## Written exercise
In the listing below, find every line with the string "this" and pull it out.

***** Records provided

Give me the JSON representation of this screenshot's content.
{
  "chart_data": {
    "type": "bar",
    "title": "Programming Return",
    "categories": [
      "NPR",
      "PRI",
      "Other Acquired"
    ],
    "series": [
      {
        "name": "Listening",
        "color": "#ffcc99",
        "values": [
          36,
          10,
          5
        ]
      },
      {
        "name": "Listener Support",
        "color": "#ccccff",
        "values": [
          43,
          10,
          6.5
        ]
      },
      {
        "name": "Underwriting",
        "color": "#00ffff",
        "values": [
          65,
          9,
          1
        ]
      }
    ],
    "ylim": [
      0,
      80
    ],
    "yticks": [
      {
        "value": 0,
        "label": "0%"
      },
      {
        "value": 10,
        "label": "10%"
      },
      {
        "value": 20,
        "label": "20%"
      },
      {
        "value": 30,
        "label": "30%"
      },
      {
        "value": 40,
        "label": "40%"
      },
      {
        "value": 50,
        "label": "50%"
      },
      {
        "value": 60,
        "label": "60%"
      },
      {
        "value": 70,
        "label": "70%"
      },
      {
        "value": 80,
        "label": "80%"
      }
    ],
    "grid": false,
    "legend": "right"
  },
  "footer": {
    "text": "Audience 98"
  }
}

**********
***** Records provided

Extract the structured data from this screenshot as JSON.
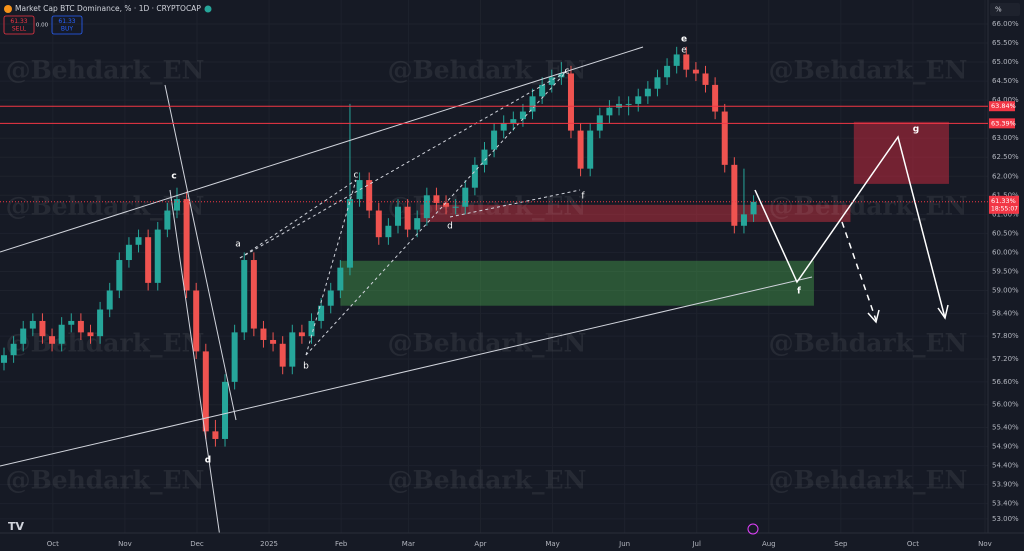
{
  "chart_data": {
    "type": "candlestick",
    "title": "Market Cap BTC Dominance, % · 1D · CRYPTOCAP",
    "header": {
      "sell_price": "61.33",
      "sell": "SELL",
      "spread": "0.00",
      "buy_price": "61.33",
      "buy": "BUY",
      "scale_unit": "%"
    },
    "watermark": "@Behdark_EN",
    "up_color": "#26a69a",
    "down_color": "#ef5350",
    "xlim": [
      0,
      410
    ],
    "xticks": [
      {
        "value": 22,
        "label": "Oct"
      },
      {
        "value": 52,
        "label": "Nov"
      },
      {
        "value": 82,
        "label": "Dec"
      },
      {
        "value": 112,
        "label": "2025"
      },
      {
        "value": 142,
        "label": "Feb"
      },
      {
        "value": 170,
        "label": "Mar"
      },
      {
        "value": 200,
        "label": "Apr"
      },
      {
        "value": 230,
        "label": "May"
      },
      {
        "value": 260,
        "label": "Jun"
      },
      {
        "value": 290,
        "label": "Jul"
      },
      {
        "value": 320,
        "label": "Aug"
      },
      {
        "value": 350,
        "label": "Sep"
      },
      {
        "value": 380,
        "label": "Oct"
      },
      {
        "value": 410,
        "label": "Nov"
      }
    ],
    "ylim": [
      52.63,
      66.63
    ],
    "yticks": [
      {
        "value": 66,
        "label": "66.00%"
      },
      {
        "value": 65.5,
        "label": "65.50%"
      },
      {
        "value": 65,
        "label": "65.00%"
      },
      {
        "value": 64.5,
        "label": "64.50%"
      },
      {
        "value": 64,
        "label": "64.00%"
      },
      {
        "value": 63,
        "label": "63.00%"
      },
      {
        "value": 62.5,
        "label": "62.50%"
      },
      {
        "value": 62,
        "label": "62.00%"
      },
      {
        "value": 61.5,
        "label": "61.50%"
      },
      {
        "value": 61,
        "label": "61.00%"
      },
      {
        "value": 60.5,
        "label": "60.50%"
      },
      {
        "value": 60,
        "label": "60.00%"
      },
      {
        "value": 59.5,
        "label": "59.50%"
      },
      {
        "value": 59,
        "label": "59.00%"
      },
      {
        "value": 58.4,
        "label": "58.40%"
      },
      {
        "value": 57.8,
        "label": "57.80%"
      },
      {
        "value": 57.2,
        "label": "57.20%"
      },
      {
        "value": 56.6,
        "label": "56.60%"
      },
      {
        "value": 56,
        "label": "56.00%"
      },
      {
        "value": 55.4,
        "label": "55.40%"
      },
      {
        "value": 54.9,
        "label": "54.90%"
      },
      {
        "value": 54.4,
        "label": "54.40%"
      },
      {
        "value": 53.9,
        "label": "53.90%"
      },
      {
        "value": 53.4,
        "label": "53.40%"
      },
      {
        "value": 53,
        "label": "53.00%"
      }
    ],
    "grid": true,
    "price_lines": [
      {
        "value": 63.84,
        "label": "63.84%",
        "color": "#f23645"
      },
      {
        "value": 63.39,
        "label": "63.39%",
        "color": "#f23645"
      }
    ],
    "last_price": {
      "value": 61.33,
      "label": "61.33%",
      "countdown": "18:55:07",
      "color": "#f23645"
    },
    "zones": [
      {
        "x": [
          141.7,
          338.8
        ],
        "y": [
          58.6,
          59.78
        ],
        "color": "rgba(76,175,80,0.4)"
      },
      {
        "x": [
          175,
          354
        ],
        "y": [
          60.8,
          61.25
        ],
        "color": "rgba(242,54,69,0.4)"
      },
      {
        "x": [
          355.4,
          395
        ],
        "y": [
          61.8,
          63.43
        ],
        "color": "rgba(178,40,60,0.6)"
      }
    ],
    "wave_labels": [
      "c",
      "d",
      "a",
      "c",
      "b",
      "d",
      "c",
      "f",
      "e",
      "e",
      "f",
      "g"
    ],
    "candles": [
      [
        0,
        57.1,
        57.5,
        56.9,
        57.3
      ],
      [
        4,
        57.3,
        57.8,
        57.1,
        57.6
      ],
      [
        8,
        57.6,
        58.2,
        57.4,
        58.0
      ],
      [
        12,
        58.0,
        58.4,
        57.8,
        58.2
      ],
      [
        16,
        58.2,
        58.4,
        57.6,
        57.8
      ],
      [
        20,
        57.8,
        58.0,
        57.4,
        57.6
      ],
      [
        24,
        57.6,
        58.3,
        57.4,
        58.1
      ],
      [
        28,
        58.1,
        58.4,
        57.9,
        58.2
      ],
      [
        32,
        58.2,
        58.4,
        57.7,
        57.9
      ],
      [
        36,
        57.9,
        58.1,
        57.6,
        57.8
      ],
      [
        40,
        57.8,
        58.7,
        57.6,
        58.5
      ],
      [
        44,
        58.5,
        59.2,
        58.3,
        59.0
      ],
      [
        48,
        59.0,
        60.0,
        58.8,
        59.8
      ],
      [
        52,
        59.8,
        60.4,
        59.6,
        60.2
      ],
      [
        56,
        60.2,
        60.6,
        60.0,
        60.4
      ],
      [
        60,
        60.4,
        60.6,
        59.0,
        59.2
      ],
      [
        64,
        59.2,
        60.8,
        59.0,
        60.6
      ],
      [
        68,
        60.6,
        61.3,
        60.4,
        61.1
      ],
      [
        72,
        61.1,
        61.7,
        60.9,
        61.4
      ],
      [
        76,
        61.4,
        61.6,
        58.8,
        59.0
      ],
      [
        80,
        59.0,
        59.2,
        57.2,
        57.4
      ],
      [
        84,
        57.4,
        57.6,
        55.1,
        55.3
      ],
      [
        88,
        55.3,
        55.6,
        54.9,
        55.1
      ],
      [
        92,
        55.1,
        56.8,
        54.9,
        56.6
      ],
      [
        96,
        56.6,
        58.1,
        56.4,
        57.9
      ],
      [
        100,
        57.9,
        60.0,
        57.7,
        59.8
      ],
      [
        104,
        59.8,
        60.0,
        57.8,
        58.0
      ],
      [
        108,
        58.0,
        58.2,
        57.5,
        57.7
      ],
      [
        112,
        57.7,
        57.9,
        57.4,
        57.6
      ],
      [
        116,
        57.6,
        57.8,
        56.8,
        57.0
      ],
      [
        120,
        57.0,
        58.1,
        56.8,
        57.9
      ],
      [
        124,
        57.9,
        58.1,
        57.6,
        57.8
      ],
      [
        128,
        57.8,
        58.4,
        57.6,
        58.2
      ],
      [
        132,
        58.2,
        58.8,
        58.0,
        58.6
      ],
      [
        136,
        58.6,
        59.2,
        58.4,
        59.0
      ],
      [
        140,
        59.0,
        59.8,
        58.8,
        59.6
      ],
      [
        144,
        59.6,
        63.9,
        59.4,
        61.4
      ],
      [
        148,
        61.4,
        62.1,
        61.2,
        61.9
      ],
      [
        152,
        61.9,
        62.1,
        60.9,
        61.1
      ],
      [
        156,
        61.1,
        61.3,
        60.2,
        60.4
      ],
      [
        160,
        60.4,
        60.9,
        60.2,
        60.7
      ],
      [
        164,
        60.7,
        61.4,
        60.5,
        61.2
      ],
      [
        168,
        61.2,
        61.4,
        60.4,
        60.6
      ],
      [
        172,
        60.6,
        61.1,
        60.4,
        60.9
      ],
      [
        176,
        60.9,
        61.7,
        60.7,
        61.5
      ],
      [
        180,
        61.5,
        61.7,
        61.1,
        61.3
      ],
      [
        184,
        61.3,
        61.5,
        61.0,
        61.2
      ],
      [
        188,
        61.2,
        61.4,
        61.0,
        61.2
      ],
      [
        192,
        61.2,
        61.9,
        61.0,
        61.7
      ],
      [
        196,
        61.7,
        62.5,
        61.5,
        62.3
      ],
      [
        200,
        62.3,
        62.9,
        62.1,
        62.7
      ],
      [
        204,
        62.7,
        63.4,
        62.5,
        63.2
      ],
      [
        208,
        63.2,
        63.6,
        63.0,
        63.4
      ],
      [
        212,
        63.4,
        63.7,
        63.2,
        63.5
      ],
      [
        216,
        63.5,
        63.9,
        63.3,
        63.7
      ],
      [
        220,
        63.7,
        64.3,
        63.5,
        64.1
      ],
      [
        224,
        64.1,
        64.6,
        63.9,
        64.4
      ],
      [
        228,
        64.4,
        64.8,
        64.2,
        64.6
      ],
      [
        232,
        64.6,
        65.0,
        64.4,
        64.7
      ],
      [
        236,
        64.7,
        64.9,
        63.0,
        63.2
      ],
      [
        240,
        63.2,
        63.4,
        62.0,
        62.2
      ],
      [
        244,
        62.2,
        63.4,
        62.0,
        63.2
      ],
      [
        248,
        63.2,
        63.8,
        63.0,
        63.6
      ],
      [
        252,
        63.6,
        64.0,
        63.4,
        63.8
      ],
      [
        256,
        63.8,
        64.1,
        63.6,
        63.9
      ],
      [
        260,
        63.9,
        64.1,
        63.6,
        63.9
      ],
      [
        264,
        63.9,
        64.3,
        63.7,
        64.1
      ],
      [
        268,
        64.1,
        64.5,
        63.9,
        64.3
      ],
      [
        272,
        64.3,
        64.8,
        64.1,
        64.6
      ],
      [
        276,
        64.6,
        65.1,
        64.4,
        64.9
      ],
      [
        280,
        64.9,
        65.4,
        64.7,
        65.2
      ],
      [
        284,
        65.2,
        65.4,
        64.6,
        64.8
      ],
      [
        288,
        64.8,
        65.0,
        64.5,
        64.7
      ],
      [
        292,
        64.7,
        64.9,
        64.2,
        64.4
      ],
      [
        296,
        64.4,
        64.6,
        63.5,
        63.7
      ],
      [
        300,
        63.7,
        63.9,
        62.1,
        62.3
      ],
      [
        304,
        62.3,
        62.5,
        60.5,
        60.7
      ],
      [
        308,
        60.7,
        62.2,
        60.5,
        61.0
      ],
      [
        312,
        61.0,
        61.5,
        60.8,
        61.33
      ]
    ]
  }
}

**********

## Written answer
Give me the JSON representation of this screenshot's content.
Extract the structured data from this screenshot as JSON.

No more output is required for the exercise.